------ Provided entries
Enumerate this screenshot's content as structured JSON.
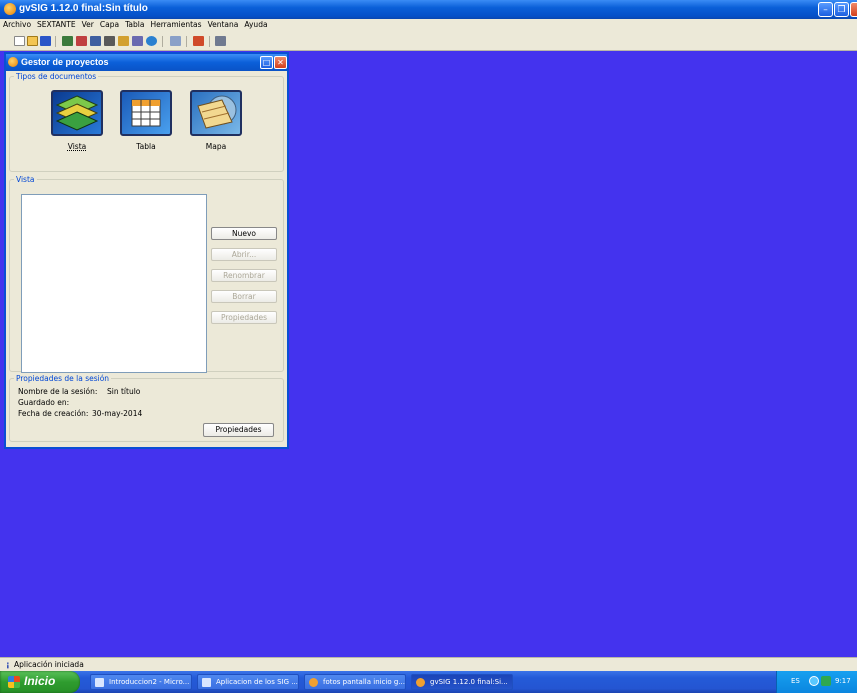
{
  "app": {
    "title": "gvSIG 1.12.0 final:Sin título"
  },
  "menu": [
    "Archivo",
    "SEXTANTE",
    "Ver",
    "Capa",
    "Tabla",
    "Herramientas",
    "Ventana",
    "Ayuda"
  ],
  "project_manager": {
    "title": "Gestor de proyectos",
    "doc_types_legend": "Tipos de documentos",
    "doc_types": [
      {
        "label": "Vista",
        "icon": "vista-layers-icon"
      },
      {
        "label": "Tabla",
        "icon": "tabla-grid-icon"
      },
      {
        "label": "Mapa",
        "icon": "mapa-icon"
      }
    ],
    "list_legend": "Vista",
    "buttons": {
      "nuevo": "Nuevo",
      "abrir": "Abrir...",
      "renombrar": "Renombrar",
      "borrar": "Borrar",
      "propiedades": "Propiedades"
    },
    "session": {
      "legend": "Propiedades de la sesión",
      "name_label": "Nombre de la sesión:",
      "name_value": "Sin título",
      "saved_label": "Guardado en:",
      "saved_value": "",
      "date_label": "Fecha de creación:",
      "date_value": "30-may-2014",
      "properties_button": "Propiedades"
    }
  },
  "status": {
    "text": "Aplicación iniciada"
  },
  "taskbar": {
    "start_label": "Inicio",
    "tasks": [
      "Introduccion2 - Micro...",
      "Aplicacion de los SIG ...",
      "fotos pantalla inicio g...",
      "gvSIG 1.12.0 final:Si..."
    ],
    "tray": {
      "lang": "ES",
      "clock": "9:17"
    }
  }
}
------------
------ Provided entries
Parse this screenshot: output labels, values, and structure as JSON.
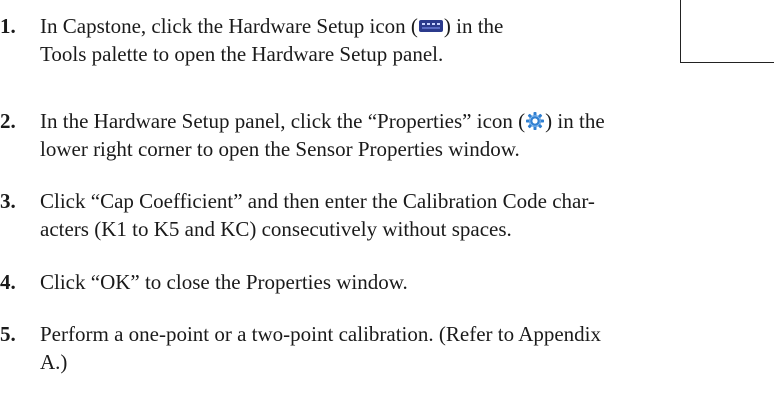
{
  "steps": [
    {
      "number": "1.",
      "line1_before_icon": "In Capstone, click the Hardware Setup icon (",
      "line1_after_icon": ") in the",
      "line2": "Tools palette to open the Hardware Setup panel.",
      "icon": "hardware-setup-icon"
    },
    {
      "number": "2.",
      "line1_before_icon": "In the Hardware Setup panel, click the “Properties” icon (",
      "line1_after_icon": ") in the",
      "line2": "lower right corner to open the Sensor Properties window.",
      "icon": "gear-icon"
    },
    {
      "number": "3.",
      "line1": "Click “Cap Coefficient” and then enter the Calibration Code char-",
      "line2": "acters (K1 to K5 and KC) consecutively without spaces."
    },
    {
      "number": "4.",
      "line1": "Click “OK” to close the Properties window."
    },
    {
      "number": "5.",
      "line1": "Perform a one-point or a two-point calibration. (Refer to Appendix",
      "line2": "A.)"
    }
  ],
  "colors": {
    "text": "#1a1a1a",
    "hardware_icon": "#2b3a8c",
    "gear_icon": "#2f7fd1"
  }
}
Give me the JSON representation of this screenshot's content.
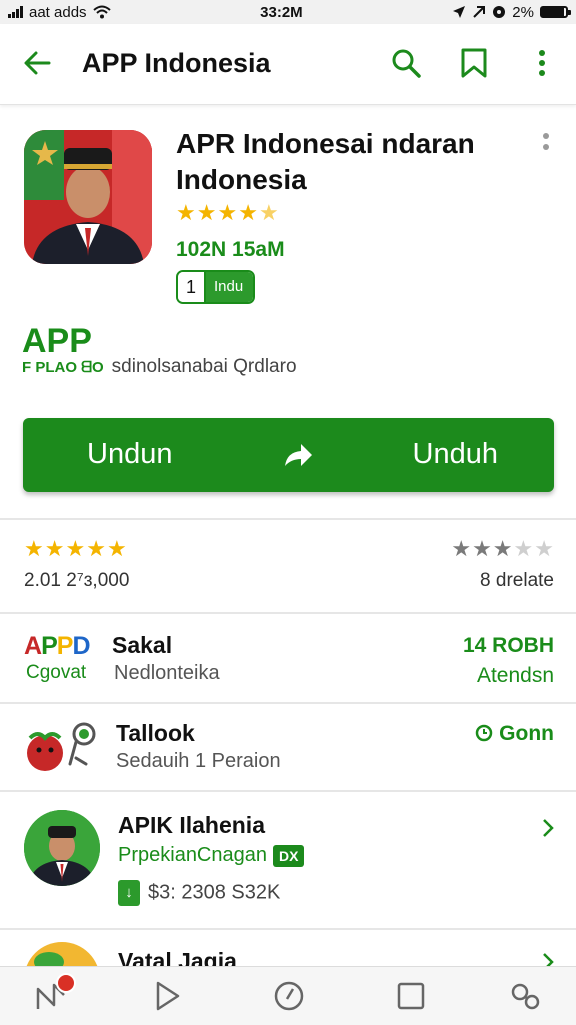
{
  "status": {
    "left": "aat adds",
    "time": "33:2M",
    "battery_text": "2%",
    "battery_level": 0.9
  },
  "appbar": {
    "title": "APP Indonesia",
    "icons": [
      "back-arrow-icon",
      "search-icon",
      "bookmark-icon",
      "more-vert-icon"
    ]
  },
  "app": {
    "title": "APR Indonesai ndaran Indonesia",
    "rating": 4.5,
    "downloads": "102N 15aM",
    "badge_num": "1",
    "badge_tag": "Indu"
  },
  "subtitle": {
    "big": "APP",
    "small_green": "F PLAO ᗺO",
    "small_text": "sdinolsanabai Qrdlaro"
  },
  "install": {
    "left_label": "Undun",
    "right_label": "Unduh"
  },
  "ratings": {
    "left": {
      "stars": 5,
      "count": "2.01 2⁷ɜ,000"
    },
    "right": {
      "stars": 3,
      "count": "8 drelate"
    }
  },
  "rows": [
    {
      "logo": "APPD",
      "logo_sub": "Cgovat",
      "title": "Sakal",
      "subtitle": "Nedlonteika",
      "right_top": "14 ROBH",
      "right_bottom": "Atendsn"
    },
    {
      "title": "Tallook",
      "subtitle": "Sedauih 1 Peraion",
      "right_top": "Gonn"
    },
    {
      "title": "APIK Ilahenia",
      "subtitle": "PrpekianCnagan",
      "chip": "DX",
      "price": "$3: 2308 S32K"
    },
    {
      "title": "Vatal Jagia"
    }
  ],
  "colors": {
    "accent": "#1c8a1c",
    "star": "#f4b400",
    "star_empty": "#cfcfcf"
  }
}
------------
------ Provided entries
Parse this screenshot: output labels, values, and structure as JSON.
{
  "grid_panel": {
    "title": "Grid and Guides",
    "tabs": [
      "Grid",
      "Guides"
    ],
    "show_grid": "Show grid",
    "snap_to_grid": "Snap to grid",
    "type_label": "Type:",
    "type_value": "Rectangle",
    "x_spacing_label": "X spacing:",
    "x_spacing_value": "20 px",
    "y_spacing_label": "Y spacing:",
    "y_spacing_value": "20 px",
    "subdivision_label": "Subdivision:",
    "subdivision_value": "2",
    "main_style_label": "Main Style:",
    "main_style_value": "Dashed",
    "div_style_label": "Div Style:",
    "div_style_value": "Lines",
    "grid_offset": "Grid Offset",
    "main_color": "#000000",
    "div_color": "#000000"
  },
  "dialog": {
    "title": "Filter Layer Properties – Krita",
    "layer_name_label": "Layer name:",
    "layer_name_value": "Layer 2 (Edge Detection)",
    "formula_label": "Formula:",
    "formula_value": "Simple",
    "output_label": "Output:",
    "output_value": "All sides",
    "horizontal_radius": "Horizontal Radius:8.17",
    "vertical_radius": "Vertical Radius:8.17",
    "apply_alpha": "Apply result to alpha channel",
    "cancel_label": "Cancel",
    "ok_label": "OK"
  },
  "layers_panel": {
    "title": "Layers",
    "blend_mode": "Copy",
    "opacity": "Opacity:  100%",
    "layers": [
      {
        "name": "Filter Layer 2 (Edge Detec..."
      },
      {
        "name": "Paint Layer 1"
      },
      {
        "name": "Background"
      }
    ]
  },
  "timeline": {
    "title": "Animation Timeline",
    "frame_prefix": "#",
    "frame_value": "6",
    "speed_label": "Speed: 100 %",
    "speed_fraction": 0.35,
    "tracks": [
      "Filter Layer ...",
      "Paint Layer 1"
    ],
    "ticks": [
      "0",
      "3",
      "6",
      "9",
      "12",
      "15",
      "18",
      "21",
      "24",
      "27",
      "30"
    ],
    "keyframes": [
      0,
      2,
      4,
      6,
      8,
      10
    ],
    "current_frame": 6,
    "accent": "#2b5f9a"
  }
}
------------
#### [Your task]
What is the number of lines that hold the string "subtitle"? Reply with that number alone.

#### [Result of this task]
4